Restate the full set of records exactly, without adding or dropping a word.

(Stored items)
+===+
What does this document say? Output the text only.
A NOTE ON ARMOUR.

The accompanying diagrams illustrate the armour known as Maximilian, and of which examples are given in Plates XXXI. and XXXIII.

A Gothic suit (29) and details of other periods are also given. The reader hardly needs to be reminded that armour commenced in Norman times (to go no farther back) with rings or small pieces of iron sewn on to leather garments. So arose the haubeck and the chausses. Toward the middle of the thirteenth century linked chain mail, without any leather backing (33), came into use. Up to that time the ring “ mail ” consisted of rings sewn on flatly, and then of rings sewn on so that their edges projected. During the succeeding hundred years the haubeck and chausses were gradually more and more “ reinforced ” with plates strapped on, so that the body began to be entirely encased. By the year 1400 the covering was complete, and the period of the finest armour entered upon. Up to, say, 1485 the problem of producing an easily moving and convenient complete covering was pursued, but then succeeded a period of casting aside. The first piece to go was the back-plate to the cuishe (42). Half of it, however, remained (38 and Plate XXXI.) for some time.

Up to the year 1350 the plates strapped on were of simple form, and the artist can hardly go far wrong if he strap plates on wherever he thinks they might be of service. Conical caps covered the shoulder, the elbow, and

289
+===+
> _FINISHED EXERCISE_:
What does this document say? Output the text only.
A NOTE ON ARMOUR.

The accompanying diagrams illustrate the armour known as Maximilian, and of which examples are given in Plates XXXI. and XXXIII.

A Gothic suit (29) and details of other periods are also given. The reader hardly needs to be reminded that armour commenced in Norman times (to go no farther back) with rings or small pieces of iron sewn on to leather garments. So arose the haubeck and the chausses. Toward the middle of the thirteenth century linked chain mail, without any leather backing (33), came into use. Up to that time the ring “ mail ” consisted of rings sewn on flatly, and then of rings sewn on so that their edges projected. During the succeeding hundred years the haubeck and chausses were gradually more and more “ reinforced ” with plates strapped on, so that the body began to be entirely encased. By the year 1400 the covering was complete, and the period of the finest armour entered upon. Up to, say, 1485 the problem of producing an easily moving and convenient complete covering was pursued, but then succeeded a period of casting aside. The first piece to go was the back-plate to the cuishe (42). Half of it, however, remained (38 and Plate XXXI.) for some time.

Up to the year 1350 the plates strapped on were of simple form, and the artist can hardly go far wrong if he strap plates on wherever he thinks they might be of service. Conical caps covered the shoulder, the elbow, and

289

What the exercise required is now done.